What is needed:
Please output the lines shown below exactly as they appear.

Extracted material:
+++
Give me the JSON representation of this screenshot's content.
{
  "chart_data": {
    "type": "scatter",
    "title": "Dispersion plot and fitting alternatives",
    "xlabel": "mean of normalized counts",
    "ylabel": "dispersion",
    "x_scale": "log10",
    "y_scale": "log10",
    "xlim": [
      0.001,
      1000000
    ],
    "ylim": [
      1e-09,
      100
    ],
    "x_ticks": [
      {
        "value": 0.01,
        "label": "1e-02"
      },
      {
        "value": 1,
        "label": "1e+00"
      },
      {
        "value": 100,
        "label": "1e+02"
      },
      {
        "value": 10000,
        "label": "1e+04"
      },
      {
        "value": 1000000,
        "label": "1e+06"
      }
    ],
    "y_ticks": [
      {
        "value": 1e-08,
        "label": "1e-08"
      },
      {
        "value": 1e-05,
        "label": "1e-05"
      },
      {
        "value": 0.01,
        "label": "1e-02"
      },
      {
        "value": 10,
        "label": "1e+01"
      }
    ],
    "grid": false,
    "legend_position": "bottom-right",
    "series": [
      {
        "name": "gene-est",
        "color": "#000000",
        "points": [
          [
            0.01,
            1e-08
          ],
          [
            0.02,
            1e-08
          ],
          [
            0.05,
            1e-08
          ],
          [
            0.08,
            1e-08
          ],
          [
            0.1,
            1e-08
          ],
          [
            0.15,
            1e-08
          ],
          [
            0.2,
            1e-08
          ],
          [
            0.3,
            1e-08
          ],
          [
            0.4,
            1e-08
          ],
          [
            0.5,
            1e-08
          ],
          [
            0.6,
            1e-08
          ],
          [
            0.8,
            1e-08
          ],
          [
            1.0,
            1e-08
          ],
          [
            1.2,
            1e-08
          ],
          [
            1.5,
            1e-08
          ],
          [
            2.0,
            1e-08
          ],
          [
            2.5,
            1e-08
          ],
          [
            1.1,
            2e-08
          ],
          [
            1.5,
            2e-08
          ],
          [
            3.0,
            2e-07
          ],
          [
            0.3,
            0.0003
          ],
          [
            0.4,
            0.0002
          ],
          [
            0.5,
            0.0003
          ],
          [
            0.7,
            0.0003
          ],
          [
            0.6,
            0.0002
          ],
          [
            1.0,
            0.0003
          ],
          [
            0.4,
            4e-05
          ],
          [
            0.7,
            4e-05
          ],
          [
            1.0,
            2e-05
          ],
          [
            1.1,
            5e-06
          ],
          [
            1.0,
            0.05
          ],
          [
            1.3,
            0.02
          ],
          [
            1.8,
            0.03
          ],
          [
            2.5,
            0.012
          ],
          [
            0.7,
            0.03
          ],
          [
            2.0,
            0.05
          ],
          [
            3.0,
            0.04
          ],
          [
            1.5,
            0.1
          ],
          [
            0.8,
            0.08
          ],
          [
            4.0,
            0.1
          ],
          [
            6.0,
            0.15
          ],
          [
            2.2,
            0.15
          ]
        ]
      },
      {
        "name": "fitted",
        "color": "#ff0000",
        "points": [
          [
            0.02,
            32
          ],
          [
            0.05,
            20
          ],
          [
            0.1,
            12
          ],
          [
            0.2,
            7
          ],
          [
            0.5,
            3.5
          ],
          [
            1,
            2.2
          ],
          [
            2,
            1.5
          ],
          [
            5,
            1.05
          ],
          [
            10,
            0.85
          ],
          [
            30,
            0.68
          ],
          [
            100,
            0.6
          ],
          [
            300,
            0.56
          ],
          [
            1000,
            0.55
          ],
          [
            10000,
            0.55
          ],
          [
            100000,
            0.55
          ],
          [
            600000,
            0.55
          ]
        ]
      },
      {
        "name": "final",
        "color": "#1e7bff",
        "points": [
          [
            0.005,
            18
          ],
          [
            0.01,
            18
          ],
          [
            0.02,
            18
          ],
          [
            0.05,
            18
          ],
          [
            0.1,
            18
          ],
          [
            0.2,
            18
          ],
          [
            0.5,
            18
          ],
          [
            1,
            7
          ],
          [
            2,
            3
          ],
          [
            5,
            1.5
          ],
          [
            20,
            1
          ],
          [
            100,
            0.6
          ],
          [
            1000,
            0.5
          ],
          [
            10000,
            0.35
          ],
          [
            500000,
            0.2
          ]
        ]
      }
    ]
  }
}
+++
Result of the exercise:
Give me the JSON representation of this screenshot's content.
{
  "chart_data": {
    "type": "scatter",
    "title": "Dispersion plot and fitting alternatives",
    "xlabel": "mean of normalized counts",
    "ylabel": "dispersion",
    "x_scale": "log10",
    "y_scale": "log10",
    "xlim": [
      0.001,
      1000000
    ],
    "ylim": [
      1e-09,
      100
    ],
    "x_ticks": [
      {
        "value": 0.01,
        "label": "1e-02"
      },
      {
        "value": 1,
        "label": "1e+00"
      },
      {
        "value": 100,
        "label": "1e+02"
      },
      {
        "value": 10000,
        "label": "1e+04"
      },
      {
        "value": 1000000,
        "label": "1e+06"
      }
    ],
    "y_ticks": [
      {
        "value": 1e-08,
        "label": "1e-08"
      },
      {
        "value": 1e-05,
        "label": "1e-05"
      },
      {
        "value": 0.01,
        "label": "1e-02"
      },
      {
        "value": 10,
        "label": "1e+01"
      }
    ],
    "grid": false,
    "legend_position": "bottom-right",
    "series": [
      {
        "name": "gene-est",
        "color": "#000000",
        "points": [
          [
            0.01,
            1e-08
          ],
          [
            0.02,
            1e-08
          ],
          [
            0.05,
            1e-08
          ],
          [
            0.08,
            1e-08
          ],
          [
            0.1,
            1e-08
          ],
          [
            0.15,
            1e-08
          ],
          [
            0.2,
            1e-08
          ],
          [
            0.3,
            1e-08
          ],
          [
            0.4,
            1e-08
          ],
          [
            0.5,
            1e-08
          ],
          [
            0.6,
            1e-08
          ],
          [
            0.8,
            1e-08
          ],
          [
            1.0,
            1e-08
          ],
          [
            1.2,
            1e-08
          ],
          [
            1.5,
            1e-08
          ],
          [
            2.0,
            1e-08
          ],
          [
            2.5,
            1e-08
          ],
          [
            1.1,
            2e-08
          ],
          [
            1.5,
            2e-08
          ],
          [
            3.0,
            2e-07
          ],
          [
            0.3,
            0.0003
          ],
          [
            0.4,
            0.0002
          ],
          [
            0.5,
            0.0003
          ],
          [
            0.7,
            0.0003
          ],
          [
            0.6,
            0.0002
          ],
          [
            1.0,
            0.0003
          ],
          [
            0.4,
            4e-05
          ],
          [
            0.7,
            4e-05
          ],
          [
            1.0,
            2e-05
          ],
          [
            1.1,
            5e-06
          ],
          [
            1.0,
            0.05
          ],
          [
            1.3,
            0.02
          ],
          [
            1.8,
            0.03
          ],
          [
            2.5,
            0.012
          ],
          [
            0.7,
            0.03
          ],
          [
            2.0,
            0.05
          ],
          [
            3.0,
            0.04
          ],
          [
            1.5,
            0.1
          ],
          [
            0.8,
            0.08
          ],
          [
            4.0,
            0.1
          ],
          [
            6.0,
            0.15
          ],
          [
            2.2,
            0.15
          ]
        ]
      },
      {
        "name": "fitted",
        "color": "#ff0000",
        "points": [
          [
            0.02,
            32
          ],
          [
            0.05,
            20
          ],
          [
            0.1,
            12
          ],
          [
            0.2,
            7
          ],
          [
            0.5,
            3.5
          ],
          [
            1,
            2.2
          ],
          [
            2,
            1.5
          ],
          [
            5,
            1.05
          ],
          [
            10,
            0.85
          ],
          [
            30,
            0.68
          ],
          [
            100,
            0.6
          ],
          [
            300,
            0.56
          ],
          [
            1000,
            0.55
          ],
          [
            10000,
            0.55
          ],
          [
            100000,
            0.55
          ],
          [
            600000,
            0.55
          ]
        ]
      },
      {
        "name": "final",
        "color": "#1e7bff",
        "points": [
          [
            0.005,
            18
          ],
          [
            0.01,
            18
          ],
          [
            0.02,
            18
          ],
          [
            0.05,
            18
          ],
          [
            0.1,
            18
          ],
          [
            0.2,
            18
          ],
          [
            0.5,
            18
          ],
          [
            1,
            7
          ],
          [
            2,
            3
          ],
          [
            5,
            1.5
          ],
          [
            20,
            1
          ],
          [
            100,
            0.6
          ],
          [
            1000,
            0.5
          ],
          [
            10000,
            0.35
          ],
          [
            500000,
            0.2
          ]
        ]
      }
    ]
  }
}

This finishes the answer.